• Requirement:
Print out the entries below with no edits.
+++ Source data
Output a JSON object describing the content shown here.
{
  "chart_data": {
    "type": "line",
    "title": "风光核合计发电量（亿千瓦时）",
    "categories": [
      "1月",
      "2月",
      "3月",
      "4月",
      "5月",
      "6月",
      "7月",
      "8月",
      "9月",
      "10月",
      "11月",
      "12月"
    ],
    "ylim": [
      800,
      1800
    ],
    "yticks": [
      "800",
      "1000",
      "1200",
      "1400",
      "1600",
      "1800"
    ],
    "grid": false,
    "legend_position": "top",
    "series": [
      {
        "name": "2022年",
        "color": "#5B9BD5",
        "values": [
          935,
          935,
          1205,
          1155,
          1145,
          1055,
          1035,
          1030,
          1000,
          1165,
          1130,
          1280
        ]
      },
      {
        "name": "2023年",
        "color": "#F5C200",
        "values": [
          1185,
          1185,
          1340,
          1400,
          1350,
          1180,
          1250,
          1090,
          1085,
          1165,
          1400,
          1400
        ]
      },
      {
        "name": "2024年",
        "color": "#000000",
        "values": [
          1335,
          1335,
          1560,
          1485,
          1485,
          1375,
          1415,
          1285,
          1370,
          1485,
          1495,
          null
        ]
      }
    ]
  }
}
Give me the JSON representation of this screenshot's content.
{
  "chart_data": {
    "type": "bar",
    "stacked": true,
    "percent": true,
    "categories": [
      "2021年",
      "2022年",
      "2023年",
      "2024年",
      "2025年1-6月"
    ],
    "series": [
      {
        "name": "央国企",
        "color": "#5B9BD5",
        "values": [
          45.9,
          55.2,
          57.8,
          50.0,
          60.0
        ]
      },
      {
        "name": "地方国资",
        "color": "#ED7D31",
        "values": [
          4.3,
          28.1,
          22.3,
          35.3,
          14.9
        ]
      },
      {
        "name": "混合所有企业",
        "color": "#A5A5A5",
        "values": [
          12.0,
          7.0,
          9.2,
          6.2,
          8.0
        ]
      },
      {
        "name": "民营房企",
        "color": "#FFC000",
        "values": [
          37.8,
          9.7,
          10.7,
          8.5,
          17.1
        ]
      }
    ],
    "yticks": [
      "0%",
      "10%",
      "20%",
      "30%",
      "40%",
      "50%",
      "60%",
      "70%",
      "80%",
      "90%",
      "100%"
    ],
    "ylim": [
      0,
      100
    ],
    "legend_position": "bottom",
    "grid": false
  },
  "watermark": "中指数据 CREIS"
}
++++++
• Task output:
Output a JSON object describing the content shown here.
{
  "chart_data": {
    "type": "line",
    "title": "风光核合计发电量（亿千瓦时）",
    "categories": [
      "1月",
      "2月",
      "3月",
      "4月",
      "5月",
      "6月",
      "7月",
      "8月",
      "9月",
      "10月",
      "11月",
      "12月"
    ],
    "ylim": [
      800,
      1800
    ],
    "yticks": [
      "800",
      "1000",
      "1200",
      "1400",
      "1600",
      "1800"
    ],
    "grid": false,
    "legend_position": "top",
    "series": [
      {
        "name": "2022年",
        "color": "#5B9BD5",
        "values": [
          935,
          935,
          1205,
          1155,
          1145,
          1055,
          1035,
          1030,
          1000,
          1165,
          1130,
          1280
        ]
      },
      {
        "name": "2023年",
        "color": "#F5C200",
        "values": [
          1185,
          1185,
          1340,
          1400,
          1350,
          1180,
          1250,
          1090,
          1085,
          1165,
          1400,
          1400
        ]
      },
      {
        "name": "2024年",
        "color": "#000000",
        "values": [
          1335,
          1335,
          1560,
          1485,
          1485,
          1375,
          1415,
          1285,
          1370,
          1485,
          1495,
          null
        ]
      }
    ]
  }
}
Give me the JSON representation of this screenshot's content.
{
  "chart_data": {
    "type": "bar",
    "stacked": true,
    "percent": true,
    "categories": [
      "2021年",
      "2022年",
      "2023年",
      "2024年",
      "2025年1-6月"
    ],
    "series": [
      {
        "name": "央国企",
        "color": "#5B9BD5",
        "values": [
          45.9,
          55.2,
          57.8,
          50.0,
          60.0
        ]
      },
      {
        "name": "地方国资",
        "color": "#ED7D31",
        "values": [
          4.3,
          28.1,
          22.3,
          35.3,
          14.9
        ]
      },
      {
        "name": "混合所有企业",
        "color": "#A5A5A5",
        "values": [
          12.0,
          7.0,
          9.2,
          6.2,
          8.0
        ]
      },
      {
        "name": "民营房企",
        "color": "#FFC000",
        "values": [
          37.8,
          9.7,
          10.7,
          8.5,
          17.1
        ]
      }
    ],
    "yticks": [
      "0%",
      "10%",
      "20%",
      "30%",
      "40%",
      "50%",
      "60%",
      "70%",
      "80%",
      "90%",
      "100%"
    ],
    "ylim": [
      0,
      100
    ],
    "legend_position": "bottom",
    "grid": false
  },
  "watermark": "中指数据 CREIS"
}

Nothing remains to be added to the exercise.